§ **What is expected**: Reproduce the records below exactly as they appear.

------ Stored rows

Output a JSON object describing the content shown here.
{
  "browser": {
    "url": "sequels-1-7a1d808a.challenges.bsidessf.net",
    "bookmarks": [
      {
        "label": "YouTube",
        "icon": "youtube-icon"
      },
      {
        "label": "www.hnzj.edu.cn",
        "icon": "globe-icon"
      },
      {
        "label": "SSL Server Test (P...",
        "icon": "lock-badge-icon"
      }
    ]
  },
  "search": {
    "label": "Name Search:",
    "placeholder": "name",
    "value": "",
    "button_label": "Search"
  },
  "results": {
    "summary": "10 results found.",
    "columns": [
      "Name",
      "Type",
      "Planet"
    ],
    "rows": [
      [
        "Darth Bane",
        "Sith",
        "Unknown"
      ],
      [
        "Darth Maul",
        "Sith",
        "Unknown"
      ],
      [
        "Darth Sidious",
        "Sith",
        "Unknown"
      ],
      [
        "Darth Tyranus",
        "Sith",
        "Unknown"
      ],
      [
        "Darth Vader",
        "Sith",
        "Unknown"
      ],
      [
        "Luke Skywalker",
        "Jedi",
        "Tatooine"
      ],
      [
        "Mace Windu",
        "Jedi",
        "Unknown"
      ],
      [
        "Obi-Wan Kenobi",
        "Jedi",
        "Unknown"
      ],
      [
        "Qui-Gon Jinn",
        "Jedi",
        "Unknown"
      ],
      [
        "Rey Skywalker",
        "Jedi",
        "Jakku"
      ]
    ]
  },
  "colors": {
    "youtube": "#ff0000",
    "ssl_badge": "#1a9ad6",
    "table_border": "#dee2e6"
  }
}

------------

§ **Complete output**:
Output a JSON object describing the content shown here.
{
  "browser": {
    "url": "sequels-1-7a1d808a.challenges.bsidessf.net",
    "bookmarks": [
      {
        "label": "YouTube",
        "icon": "youtube-icon"
      },
      {
        "label": "www.hnzj.edu.cn",
        "icon": "globe-icon"
      },
      {
        "label": "SSL Server Test (P...",
        "icon": "lock-badge-icon"
      }
    ]
  },
  "search": {
    "label": "Name Search:",
    "placeholder": "name",
    "value": "",
    "button_label": "Search"
  },
  "results": {
    "summary": "10 results found.",
    "columns": [
      "Name",
      "Type",
      "Planet"
    ],
    "rows": [
      [
        "Darth Bane",
        "Sith",
        "Unknown"
      ],
      [
        "Darth Maul",
        "Sith",
        "Unknown"
      ],
      [
        "Darth Sidious",
        "Sith",
        "Unknown"
      ],
      [
        "Darth Tyranus",
        "Sith",
        "Unknown"
      ],
      [
        "Darth Vader",
        "Sith",
        "Unknown"
      ],
      [
        "Luke Skywalker",
        "Jedi",
        "Tatooine"
      ],
      [
        "Mace Windu",
        "Jedi",
        "Unknown"
      ],
      [
        "Obi-Wan Kenobi",
        "Jedi",
        "Unknown"
      ],
      [
        "Qui-Gon Jinn",
        "Jedi",
        "Unknown"
      ],
      [
        "Rey Skywalker",
        "Jedi",
        "Jakku"
      ]
    ]
  },
  "colors": {
    "youtube": "#ff0000",
    "ssl_badge": "#1a9ad6",
    "table_border": "#dee2e6"
  }
}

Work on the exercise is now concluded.